Set problem: How many lines of the listing below contain the string "členských"? Match case exactly and reply with the number alone.

--- Recorded data ---

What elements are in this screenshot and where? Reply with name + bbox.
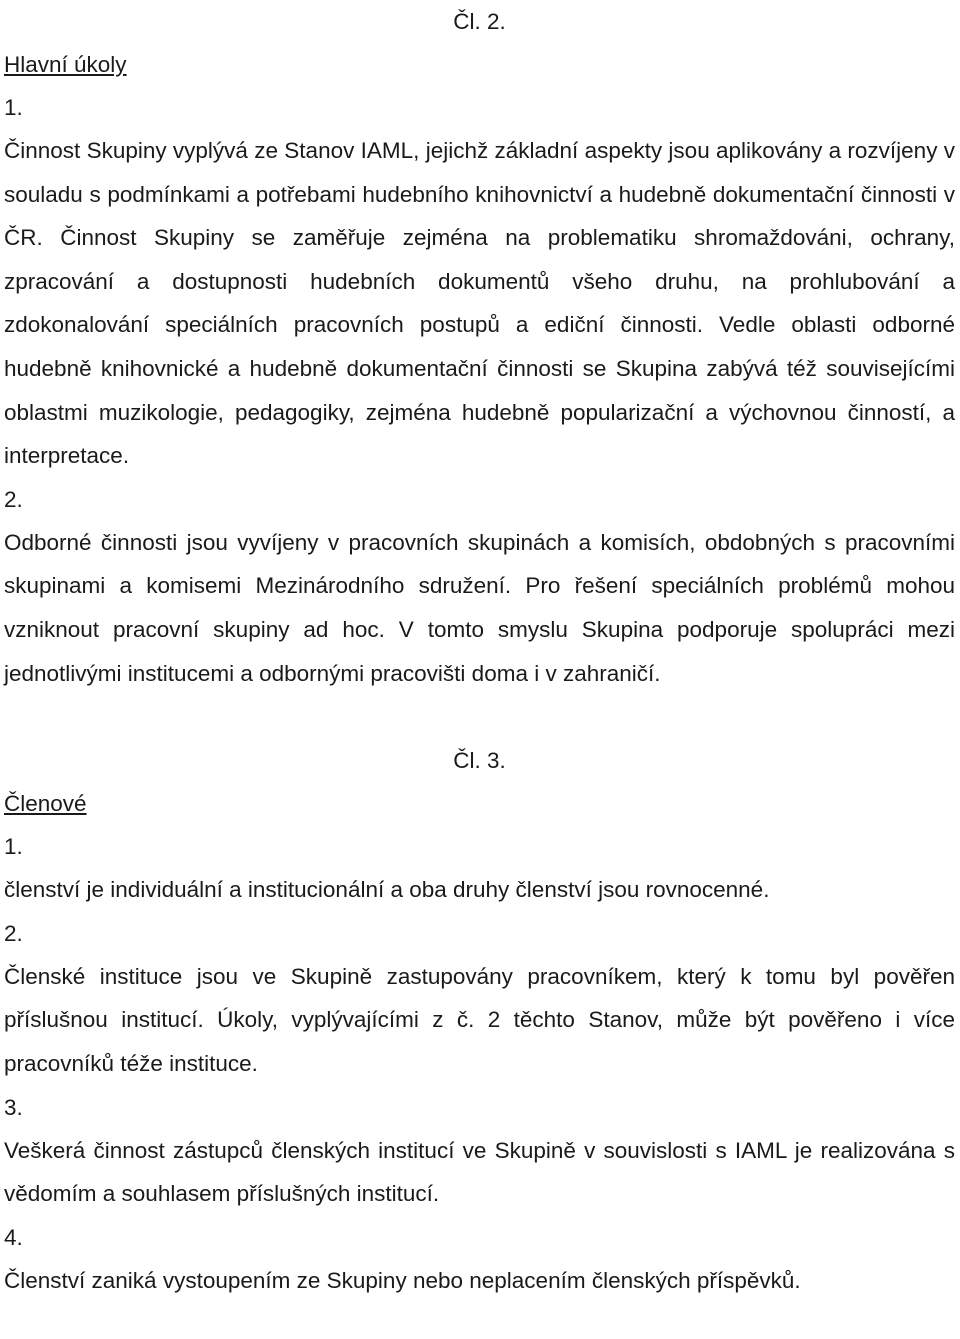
paragraph: členství je individuální a institucionální a oba druhy členství jsou rovnocenné. bbox=[4, 877, 770, 903]
paragraph: Činnost Skupiny vyplývá ze Stanov IAML, jejichž základní aspekty jsou aplikovány a rozvíjeny v souladu s podmínkami a potřebami hudebního knihovnictví a hudebně dokumentační činnosti v ČR. Činnost Skupiny se zaměřuje zejména na problematiku shromaždováni, ochrany, zpracování a dostupnosti hudebních dokumentů všeho druhu, na prohlubování a zdokonalování speciálních pracovních postupů a ediční činnosti. Vedle oblasti odborné hudebně knihovnické a hudebně dokumentační činnosti se Skupina zabývá též souvisejícími oblastmi muzikologie, pedagogiky, zejména hudebně popularizační a výchovnou činností, a interpretace. bbox=[4, 138, 955, 469]
paragraph: Členství zaniká vystoupením ze Skupiny nebo neplacením členských příspěvků. bbox=[4, 1267, 801, 1293]
paragraph-number: 2. bbox=[4, 920, 23, 946]
paragraph: Odborné činnosti jsou vyvíjeny v pracovních skupinách a komisích, obdobných s pracovními skupinami a komisemi Mezinárodního sdružení. Pro řešení speciálních problémů mohou vzniknout pracovní skupiny ad hoc. V tomto smyslu Skupina podporuje spolupráci mezi jednotlivými institucemi a odbornými pracovišti doma i v zahraničí. bbox=[4, 529, 955, 686]
paragraph-number: 1. bbox=[4, 834, 23, 860]
paragraph-number: 4. bbox=[4, 1224, 23, 1250]
paragraph-number: 3. bbox=[4, 1094, 23, 1120]
article-2 bbox=[4, 0, 955, 695]
document-page bbox=[4, 0, 955, 1302]
paragraph-number: 2. bbox=[4, 486, 23, 512]
paragraph: Členské instituce jsou ve Skupině zastupovány pracovníkem, který k tomu byl pověřen příslušnou institucí. Úkoly, vyplývajícími z č. 2 těchto Stanov, může být pověřeno i více pracovníků téže instituce. bbox=[4, 963, 955, 1076]
paragraph-number: 1. bbox=[4, 95, 23, 120]
article-3 bbox=[4, 739, 955, 1302]
paragraph: Veškerá činnost zástupců členských institucí ve Skupině v souvislosti s IAML je realizována s vědomím a souhlasem příslušných institucí. bbox=[4, 1137, 955, 1207]
article-number: Čl. 3. bbox=[453, 748, 506, 774]
section-heading: Hlavní úkoly bbox=[4, 52, 127, 77]
section-spacer bbox=[4, 695, 955, 739]
section-heading: Členové bbox=[4, 791, 87, 817]
article-number: Čl. 2. bbox=[453, 9, 506, 34]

---

Reply: 2